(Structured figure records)
#####

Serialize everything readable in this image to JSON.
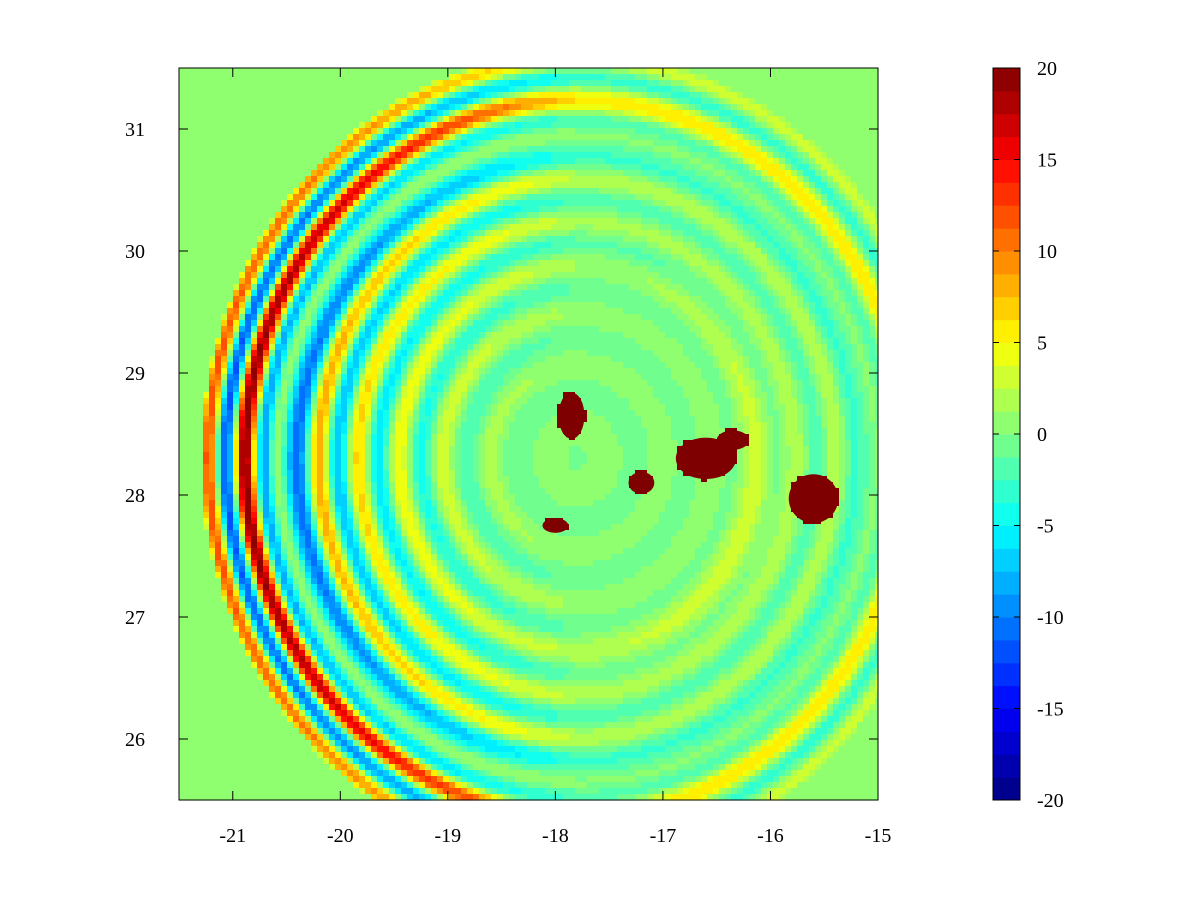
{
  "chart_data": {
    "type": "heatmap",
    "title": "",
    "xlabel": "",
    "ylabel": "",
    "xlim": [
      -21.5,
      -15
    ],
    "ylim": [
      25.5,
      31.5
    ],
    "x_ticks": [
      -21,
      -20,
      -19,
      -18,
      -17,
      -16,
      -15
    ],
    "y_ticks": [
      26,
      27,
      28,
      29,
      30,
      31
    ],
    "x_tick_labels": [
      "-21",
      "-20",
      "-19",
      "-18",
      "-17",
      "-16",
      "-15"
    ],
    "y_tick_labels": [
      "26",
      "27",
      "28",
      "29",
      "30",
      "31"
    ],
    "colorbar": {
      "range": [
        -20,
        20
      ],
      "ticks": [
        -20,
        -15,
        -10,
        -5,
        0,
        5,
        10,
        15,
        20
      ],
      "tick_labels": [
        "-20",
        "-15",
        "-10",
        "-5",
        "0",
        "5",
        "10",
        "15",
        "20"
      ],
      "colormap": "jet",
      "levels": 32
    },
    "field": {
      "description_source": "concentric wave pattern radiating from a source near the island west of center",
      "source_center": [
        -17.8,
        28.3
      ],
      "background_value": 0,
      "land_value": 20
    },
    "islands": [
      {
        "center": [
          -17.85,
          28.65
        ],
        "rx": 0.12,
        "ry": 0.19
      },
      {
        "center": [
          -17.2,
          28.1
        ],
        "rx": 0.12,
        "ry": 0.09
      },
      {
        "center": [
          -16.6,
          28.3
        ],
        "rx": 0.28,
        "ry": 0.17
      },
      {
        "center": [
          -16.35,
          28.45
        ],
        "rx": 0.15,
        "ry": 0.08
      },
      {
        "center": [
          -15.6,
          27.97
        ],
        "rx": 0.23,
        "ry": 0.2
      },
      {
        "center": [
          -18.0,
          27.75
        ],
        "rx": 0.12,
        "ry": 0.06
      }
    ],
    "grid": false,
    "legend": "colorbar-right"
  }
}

#####

# Your task:
Quote the data above in full, leaving out the pictures it holds.

# Response:
Serialize everything readable in this image to JSON.
{
  "chart_data": {
    "type": "heatmap",
    "title": "",
    "xlabel": "",
    "ylabel": "",
    "xlim": [
      -21.5,
      -15
    ],
    "ylim": [
      25.5,
      31.5
    ],
    "x_ticks": [
      -21,
      -20,
      -19,
      -18,
      -17,
      -16,
      -15
    ],
    "y_ticks": [
      26,
      27,
      28,
      29,
      30,
      31
    ],
    "x_tick_labels": [
      "-21",
      "-20",
      "-19",
      "-18",
      "-17",
      "-16",
      "-15"
    ],
    "y_tick_labels": [
      "26",
      "27",
      "28",
      "29",
      "30",
      "31"
    ],
    "colorbar": {
      "range": [
        -20,
        20
      ],
      "ticks": [
        -20,
        -15,
        -10,
        -5,
        0,
        5,
        10,
        15,
        20
      ],
      "tick_labels": [
        "-20",
        "-15",
        "-10",
        "-5",
        "0",
        "5",
        "10",
        "15",
        "20"
      ],
      "colormap": "jet",
      "levels": 32
    },
    "field": {
      "description_source": "concentric wave pattern radiating from a source near the island west of center",
      "source_center": [
        -17.8,
        28.3
      ],
      "background_value": 0,
      "land_value": 20
    },
    "islands": [
      {
        "center": [
          -17.85,
          28.65
        ],
        "rx": 0.12,
        "ry": 0.19
      },
      {
        "center": [
          -17.2,
          28.1
        ],
        "rx": 0.12,
        "ry": 0.09
      },
      {
        "center": [
          -16.6,
          28.3
        ],
        "rx": 0.28,
        "ry": 0.17
      },
      {
        "center": [
          -16.35,
          28.45
        ],
        "rx": 0.15,
        "ry": 0.08
      },
      {
        "center": [
          -15.6,
          27.97
        ],
        "rx": 0.23,
        "ry": 0.2
      },
      {
        "center": [
          -18.0,
          27.75
        ],
        "rx": 0.12,
        "ry": 0.06
      }
    ],
    "grid": false,
    "legend": "colorbar-right"
  }
}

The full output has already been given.